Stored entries
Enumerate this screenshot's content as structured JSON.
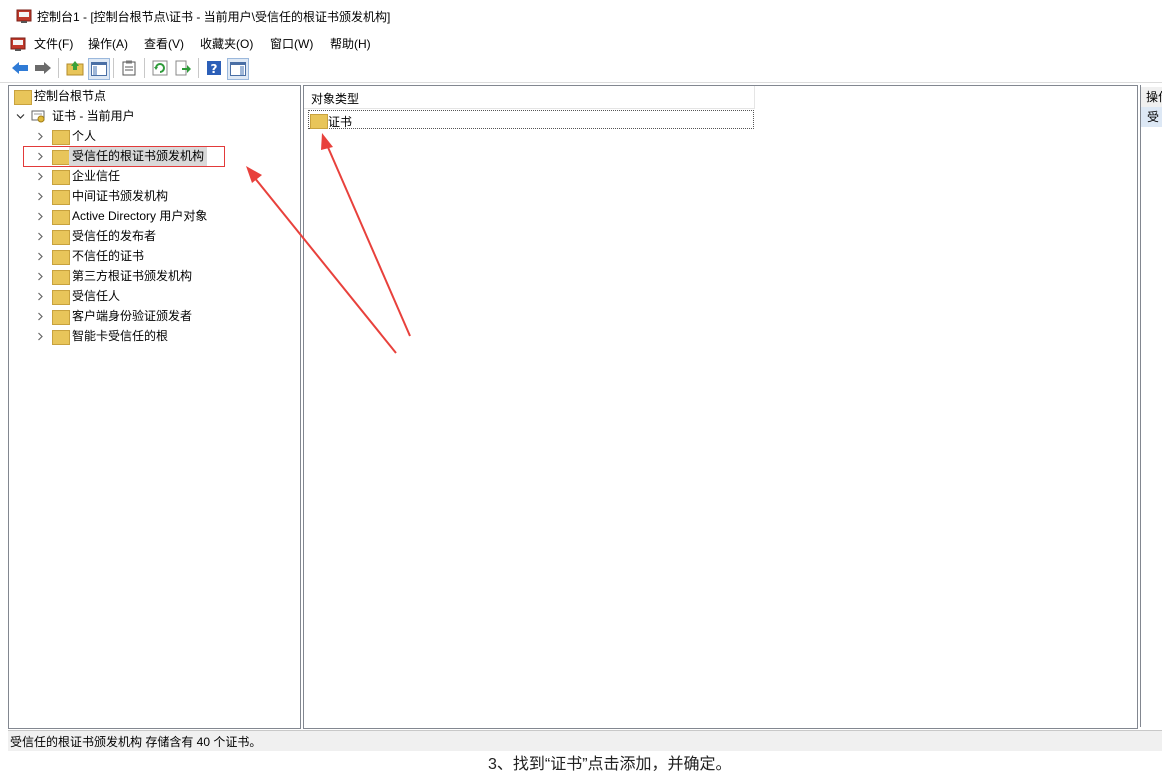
{
  "window": {
    "title": "控制台1 - [控制台根节点\\证书 - 当前用户\\受信任的根证书颁发机构]"
  },
  "menu": {
    "items": [
      "文件(F)",
      "操作(A)",
      "查看(V)",
      "收藏夹(O)",
      "窗口(W)",
      "帮助(H)"
    ]
  },
  "toolbar": {
    "icons": [
      "back-arrow-icon",
      "forward-arrow-icon",
      "up-folder-icon",
      "show-tree-icon",
      "properties-icon",
      "refresh-icon",
      "export-list-icon",
      "help-icon",
      "show-action-pane-icon"
    ]
  },
  "tree": {
    "root": "控制台根节点",
    "store": "证书 - 当前用户",
    "items": [
      "个人",
      "受信任的根证书颁发机构",
      "企业信任",
      "中间证书颁发机构",
      "Active Directory 用户对象",
      "受信任的发布者",
      "不信任的证书",
      "第三方根证书颁发机构",
      "受信任人",
      "客户端身份验证颁发者",
      "智能卡受信任的根"
    ],
    "selected_index": 1
  },
  "list": {
    "column_header": "对象类型",
    "rows": [
      "证书"
    ]
  },
  "action_pane": {
    "header": "操作",
    "item": "受"
  },
  "status": {
    "text": "受信任的根证书颁发机构 存储含有 40 个证书。"
  },
  "colors": {
    "highlight_box": "#e23a3a",
    "arrow": "#e8413c",
    "selection": "#d9d9d9",
    "folder": "#e8c55a",
    "action_header_bg": "#dde8f5"
  },
  "document_fragment": "3、找到“证书”点击添加，并确定。"
}
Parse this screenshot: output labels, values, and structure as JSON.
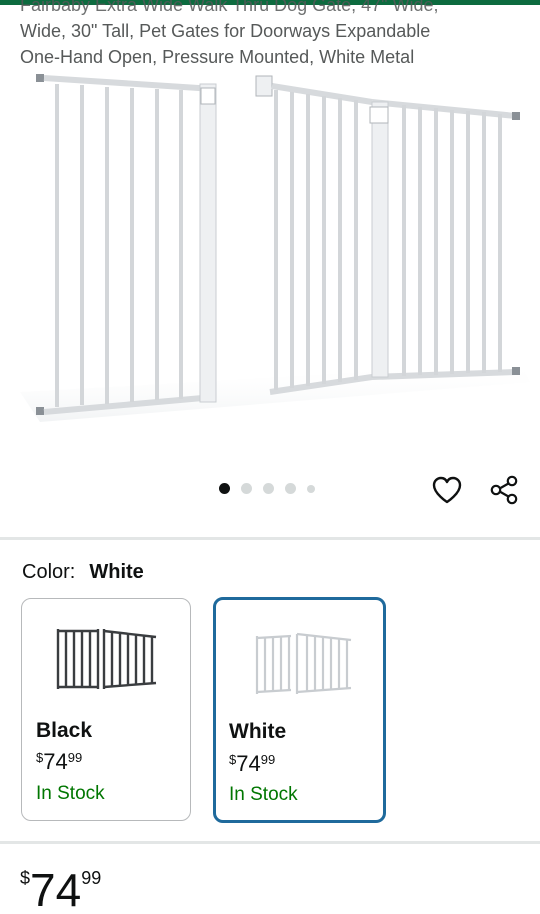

*REQUIRED TASK*
Transcribe the full listing above exactly, with the images removed.

*SOLUTION FOR THIS EXERCISE*
Enumerate this screenshot's content as structured JSON.
{
  "window": {
    "title": "控制台1 - [控制台根节点\\证书 - 当前用户\\受信任的根证书颁发机构]"
  },
  "menu": {
    "items": [
      "文件(F)",
      "操作(A)",
      "查看(V)",
      "收藏夹(O)",
      "窗口(W)",
      "帮助(H)"
    ]
  },
  "toolbar": {
    "icons": [
      "back-arrow-icon",
      "forward-arrow-icon",
      "up-folder-icon",
      "show-tree-icon",
      "properties-icon",
      "refresh-icon",
      "export-list-icon",
      "help-icon",
      "show-action-pane-icon"
    ]
  },
  "tree": {
    "root": "控制台根节点",
    "store": "证书 - 当前用户",
    "items": [
      "个人",
      "受信任的根证书颁发机构",
      "企业信任",
      "中间证书颁发机构",
      "Active Directory 用户对象",
      "受信任的发布者",
      "不信任的证书",
      "第三方根证书颁发机构",
      "受信任人",
      "客户端身份验证颁发者",
      "智能卡受信任的根"
    ],
    "selected_index": 1
  },
  "list": {
    "column_header": "对象类型",
    "rows": [
      "证书"
    ]
  },
  "action_pane": {
    "header": "操作",
    "item": "受"
  },
  "status": {
    "text": "受信任的根证书颁发机构 存储含有 40 个证书。"
  },
  "colors": {
    "highlight_box": "#e23a3a",
    "arrow": "#e8413c",
    "selection": "#d9d9d9",
    "folder": "#e8c55a",
    "action_header_bg": "#dde8f5"
  },
  "document_fragment": "3、找到“证书”点击添加，并确定。"
}
Parse this screenshot: output labels, values, and structure as JSON.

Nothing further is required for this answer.